** START OF LISTED ENTRIES **

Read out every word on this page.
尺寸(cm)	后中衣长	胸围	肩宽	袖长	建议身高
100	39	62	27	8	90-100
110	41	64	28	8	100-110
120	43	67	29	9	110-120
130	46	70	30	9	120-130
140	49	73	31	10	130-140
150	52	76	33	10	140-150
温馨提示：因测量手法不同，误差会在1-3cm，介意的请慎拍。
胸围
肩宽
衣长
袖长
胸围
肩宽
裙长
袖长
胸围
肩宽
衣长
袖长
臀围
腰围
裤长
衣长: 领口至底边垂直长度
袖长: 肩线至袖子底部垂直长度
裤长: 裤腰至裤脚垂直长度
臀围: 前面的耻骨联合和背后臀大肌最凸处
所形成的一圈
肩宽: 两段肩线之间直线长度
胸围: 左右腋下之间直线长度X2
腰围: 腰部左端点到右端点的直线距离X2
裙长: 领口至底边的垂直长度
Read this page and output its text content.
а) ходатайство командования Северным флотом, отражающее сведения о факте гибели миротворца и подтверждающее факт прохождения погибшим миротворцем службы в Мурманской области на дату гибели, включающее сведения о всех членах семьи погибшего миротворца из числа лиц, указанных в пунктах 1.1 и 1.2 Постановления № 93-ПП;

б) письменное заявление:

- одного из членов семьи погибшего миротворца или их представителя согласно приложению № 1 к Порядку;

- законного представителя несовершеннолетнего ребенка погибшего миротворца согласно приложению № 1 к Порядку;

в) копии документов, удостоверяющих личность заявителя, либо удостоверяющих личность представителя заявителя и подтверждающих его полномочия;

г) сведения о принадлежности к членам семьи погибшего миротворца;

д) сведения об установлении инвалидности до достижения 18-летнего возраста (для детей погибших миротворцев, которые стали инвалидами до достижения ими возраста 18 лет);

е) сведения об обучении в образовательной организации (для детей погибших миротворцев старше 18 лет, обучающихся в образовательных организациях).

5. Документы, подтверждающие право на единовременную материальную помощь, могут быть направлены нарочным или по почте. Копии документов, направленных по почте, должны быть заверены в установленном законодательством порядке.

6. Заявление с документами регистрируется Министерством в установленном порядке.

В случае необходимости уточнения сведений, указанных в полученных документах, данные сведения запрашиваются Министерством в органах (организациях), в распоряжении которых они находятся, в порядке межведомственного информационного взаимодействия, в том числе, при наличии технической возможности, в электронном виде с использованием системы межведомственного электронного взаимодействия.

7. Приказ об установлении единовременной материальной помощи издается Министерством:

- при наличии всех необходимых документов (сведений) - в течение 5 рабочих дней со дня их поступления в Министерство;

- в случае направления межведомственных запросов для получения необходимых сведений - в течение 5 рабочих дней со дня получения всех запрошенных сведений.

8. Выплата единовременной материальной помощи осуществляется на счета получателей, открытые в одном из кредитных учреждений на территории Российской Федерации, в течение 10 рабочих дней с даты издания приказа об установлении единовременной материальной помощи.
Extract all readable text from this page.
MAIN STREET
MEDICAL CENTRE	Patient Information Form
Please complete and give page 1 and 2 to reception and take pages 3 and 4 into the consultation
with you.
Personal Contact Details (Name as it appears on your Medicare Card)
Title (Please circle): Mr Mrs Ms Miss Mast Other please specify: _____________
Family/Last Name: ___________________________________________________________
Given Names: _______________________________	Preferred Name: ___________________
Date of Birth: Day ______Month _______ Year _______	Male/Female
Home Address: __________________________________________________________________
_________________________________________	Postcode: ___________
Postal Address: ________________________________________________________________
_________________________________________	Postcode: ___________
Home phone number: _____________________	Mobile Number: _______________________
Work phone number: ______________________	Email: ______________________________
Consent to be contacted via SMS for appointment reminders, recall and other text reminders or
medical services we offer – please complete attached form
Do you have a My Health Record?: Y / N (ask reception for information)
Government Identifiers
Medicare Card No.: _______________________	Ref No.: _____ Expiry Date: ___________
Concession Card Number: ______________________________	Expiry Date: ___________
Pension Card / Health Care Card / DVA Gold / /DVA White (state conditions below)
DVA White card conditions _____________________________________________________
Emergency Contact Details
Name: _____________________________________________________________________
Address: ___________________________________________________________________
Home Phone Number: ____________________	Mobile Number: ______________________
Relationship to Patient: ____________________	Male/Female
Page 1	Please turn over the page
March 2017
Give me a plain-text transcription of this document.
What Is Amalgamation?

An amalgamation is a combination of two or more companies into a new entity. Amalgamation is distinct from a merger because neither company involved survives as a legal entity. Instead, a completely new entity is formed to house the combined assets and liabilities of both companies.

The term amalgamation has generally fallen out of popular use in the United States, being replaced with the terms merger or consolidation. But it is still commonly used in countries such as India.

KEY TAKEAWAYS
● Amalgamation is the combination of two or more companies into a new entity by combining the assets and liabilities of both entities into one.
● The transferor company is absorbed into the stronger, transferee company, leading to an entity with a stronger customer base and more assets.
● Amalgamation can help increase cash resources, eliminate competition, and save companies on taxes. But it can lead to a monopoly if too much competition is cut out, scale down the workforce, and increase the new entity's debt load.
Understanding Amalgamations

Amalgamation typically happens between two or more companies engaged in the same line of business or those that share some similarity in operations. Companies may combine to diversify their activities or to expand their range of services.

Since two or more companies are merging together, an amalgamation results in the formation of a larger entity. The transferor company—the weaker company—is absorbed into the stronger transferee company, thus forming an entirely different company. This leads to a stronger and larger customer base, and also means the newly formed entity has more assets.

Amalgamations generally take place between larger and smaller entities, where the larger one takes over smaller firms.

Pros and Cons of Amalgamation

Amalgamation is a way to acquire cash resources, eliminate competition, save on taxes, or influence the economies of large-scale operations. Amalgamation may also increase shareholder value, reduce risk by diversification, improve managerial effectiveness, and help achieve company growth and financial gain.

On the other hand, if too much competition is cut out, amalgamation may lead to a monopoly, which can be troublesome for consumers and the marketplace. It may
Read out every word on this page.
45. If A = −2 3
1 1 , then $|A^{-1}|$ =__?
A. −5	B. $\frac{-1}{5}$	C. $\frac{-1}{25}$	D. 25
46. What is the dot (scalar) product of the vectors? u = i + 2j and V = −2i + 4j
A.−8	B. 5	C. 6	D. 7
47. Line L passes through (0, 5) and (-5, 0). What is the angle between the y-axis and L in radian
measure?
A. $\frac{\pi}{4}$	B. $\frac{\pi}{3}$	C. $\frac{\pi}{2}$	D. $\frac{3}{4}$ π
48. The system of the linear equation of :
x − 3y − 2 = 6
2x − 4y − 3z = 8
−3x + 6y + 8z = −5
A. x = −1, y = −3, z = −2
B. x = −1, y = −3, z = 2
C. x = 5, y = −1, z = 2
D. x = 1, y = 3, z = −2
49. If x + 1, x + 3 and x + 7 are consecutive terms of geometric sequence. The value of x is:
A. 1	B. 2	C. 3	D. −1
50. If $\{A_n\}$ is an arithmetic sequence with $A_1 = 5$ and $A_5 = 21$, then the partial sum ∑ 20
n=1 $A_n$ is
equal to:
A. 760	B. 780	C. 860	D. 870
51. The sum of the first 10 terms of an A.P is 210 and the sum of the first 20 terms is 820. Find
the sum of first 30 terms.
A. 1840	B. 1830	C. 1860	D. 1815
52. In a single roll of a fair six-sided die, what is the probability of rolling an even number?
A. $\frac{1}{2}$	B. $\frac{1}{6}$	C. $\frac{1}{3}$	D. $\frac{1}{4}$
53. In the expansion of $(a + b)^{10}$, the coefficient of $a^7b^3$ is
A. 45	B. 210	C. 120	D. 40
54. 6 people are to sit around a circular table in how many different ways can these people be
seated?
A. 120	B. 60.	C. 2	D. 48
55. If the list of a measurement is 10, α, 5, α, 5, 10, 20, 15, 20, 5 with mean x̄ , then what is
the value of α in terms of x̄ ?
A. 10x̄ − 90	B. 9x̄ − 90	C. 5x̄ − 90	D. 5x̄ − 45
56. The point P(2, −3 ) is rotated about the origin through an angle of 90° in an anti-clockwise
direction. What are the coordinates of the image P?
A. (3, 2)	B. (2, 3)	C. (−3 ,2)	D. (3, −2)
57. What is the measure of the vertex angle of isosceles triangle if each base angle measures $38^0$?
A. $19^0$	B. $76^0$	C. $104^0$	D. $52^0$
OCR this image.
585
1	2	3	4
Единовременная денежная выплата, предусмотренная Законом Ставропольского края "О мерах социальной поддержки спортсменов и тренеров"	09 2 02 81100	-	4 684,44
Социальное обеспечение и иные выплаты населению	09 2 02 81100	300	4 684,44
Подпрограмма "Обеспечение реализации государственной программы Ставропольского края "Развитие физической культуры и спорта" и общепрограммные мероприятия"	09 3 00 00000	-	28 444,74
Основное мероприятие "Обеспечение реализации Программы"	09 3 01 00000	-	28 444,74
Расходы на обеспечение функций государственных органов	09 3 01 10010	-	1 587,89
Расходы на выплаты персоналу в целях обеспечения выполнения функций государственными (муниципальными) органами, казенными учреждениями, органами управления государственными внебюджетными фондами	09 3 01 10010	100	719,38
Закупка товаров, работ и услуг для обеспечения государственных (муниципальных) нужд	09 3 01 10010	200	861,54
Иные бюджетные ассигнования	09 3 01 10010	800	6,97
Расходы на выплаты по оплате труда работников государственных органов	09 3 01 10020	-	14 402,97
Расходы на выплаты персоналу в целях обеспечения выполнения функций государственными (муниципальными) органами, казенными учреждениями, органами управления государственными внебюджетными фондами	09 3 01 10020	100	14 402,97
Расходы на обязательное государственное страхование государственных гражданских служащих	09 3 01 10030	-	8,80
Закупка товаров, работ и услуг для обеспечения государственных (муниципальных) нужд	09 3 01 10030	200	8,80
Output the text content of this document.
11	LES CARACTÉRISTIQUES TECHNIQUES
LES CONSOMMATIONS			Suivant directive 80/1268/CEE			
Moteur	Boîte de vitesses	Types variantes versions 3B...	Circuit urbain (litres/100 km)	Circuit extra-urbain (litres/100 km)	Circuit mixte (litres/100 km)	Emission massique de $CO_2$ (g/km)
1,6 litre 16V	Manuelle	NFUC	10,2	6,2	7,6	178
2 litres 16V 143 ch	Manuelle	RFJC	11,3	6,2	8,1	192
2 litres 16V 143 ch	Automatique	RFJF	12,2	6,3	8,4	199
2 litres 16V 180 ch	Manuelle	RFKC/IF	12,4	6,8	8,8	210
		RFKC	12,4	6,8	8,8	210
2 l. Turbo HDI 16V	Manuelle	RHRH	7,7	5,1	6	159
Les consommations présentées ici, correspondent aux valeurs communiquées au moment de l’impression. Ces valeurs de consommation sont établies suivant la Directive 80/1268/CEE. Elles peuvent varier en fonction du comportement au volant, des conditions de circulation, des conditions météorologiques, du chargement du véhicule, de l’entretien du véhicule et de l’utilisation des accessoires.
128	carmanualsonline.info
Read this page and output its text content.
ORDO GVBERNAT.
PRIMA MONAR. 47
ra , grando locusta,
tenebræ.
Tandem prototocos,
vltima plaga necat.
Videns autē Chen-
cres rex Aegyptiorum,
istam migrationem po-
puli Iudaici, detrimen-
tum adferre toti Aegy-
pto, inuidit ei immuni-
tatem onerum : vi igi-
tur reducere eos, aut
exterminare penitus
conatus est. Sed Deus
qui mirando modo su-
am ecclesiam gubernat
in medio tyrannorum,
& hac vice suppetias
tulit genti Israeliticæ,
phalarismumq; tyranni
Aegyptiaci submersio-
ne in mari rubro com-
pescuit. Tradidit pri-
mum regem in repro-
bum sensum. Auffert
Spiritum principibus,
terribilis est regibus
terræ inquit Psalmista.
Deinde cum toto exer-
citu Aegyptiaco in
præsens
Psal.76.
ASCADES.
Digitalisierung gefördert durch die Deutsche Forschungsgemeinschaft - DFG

** END OF LISTED ENTRIES **

GIVEN PROBLEM
In the records above, how many lines include the string "through"? Answer with only the number.

RESULT FOR THIS TASK
2